| Material to process |
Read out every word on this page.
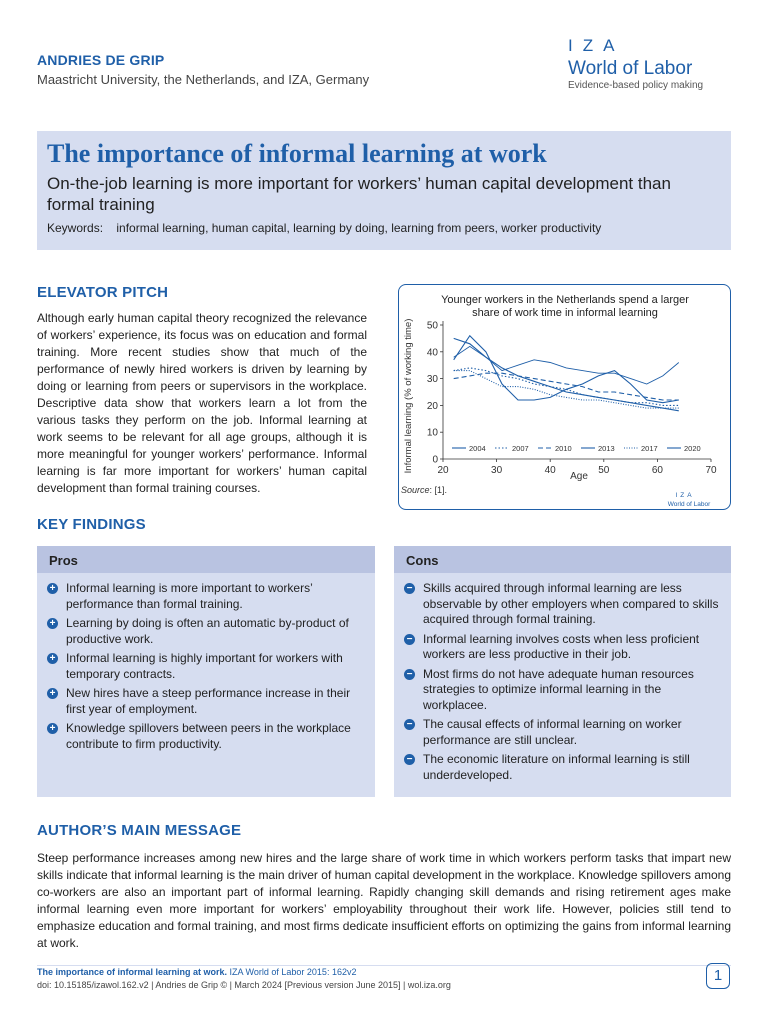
ANDRIES DE GRIP
Maastricht University, the Netherlands, and IZA, Germany
IZA
World of Labor
Evidence-based policy making
The importance of informal learning at work
On-the-job learning is more important for workers’ human capital development than formal training
Keywords: informal learning, human capital, learning by doing, learning from peers, worker productivity
ELEVATOR PITCH
Although early human capital theory recognized the relevance of workers’ experience, its focus was on education and formal training. More recent studies show that much of the performance of newly hired workers is driven by learning by doing or learning from peers or supervisors in the workplace. Descriptive data show that workers learn a lot from the various tasks they perform on the job. Informal learning at work seems to be relevant for all age groups, although it is more meaningful for younger workers’ performance. Informal learning is far more important for workers’ human capital development than formal training courses.
Younger workers in the Netherlands spend a larger
share of work time in informal learning
0
10
20
30
40
50
20	30	40	50	60	70
Age
Informal learning (% of working time)	2004	2007	2010	2013	2017	2020
Source: [1].
IZA
World of Labor
KEY FINDINGS
Pros
+ Informal learning is more important to workers’ performance than formal training.
+ Learning by doing is often an automatic by-product of productive work.
+ Informal learning is highly important for workers with temporary contracts.
+ New hires have a steep performance increase in their first year of employment.
+ Knowledge spillovers between peers in the workplace contribute to firm productivity.
Cons
− Skills acquired through informal learning are less observable by other employers when compared to skills acquired through formal training.
− Informal learning involves costs when less proficient workers are less productive in their job.
− Most firms do not have adequate human resources strategies to optimize informal learning in the workplacee.
− The causal effects of informal learning on worker performance are still unclear.
− The economic literature on informal learning is still underdeveloped.
AUTHOR’S MAIN MESSAGE
Steep performance increases among new hires and the large share of work time in which workers perform tasks that impart new skills indicate that informal learning is the main driver of human capital development in the workplace. Knowledge spillovers among co-workers are also an important part of informal learning. Rapidly changing skill demands and rising retirement ages make informal learning even more important for workers’ employability throughout their work life. However, policies still tend to emphasize education and formal training, and most firms dedicate insufficient efforts on optimizing the gains from informal learning at work.
The importance of informal learning at work. IZA World of Labor 2015: 162v2
doi: 10.15185/izawol.162.v2 | Andries de Grip © | March 2024 [Previous version June 2015] | wol.iza.org
1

| Directions |
Exclude the pictures and repeat every other part of the records word for word.

| Complete answer |
Read out every word on this page.
ANDRIES DE GRIP
Maastricht University, the Netherlands, and IZA, Germany
IZA
World of Labor
Evidence-based policy making
The importance of informal learning at work
On-the-job learning is more important for workers’ human capital development than formal training
Keywords: informal learning, human capital, learning by doing, learning from peers, worker productivity
ELEVATOR PITCH
Although early human capital theory recognized the relevance of workers’ experience, its focus was on education and formal training. More recent studies show that much of the performance of newly hired workers is driven by learning by doing or learning from peers or supervisors in the workplace. Descriptive data show that workers learn a lot from the various tasks they perform on the job. Informal learning at work seems to be relevant for all age groups, although it is more meaningful for younger workers’ performance. Informal learning is far more important for workers’ human capital development than formal training courses.
Younger workers in the Netherlands spend a larger
share of work time in informal learning
0
10
20
30
40
50
20	30	40	50	60	70
Age
Informal learning (% of working time)	2004	2007	2010	2013	2017	2020
Source: [1].
IZA
World of Labor
KEY FINDINGS
Pros
+ Informal learning is more important to workers’ performance than formal training.
+ Learning by doing is often an automatic by-product of productive work.
+ Informal learning is highly important for workers with temporary contracts.
+ New hires have a steep performance increase in their first year of employment.
+ Knowledge spillovers between peers in the workplace contribute to firm productivity.
Cons
− Skills acquired through informal learning are less observable by other employers when compared to skills acquired through formal training.
− Informal learning involves costs when less proficient workers are less productive in their job.
− Most firms do not have adequate human resources strategies to optimize informal learning in the workplacee.
− The causal effects of informal learning on worker performance are still unclear.
− The economic literature on informal learning is still underdeveloped.
AUTHOR’S MAIN MESSAGE
Steep performance increases among new hires and the large share of work time in which workers perform tasks that impart new skills indicate that informal learning is the main driver of human capital development in the workplace. Knowledge spillovers among co-workers are also an important part of informal learning. Rapidly changing skill demands and rising retirement ages make informal learning even more important for workers’ employability throughout their work life. However, policies still tend to emphasize education and formal training, and most firms dedicate insufficient efforts on optimizing the gains from informal learning at work.
The importance of informal learning at work. IZA World of Labor 2015: 162v2
doi: 10.15185/izawol.162.v2 | Andries de Grip © | March 2024 [Previous version June 2015] | wol.iza.org
1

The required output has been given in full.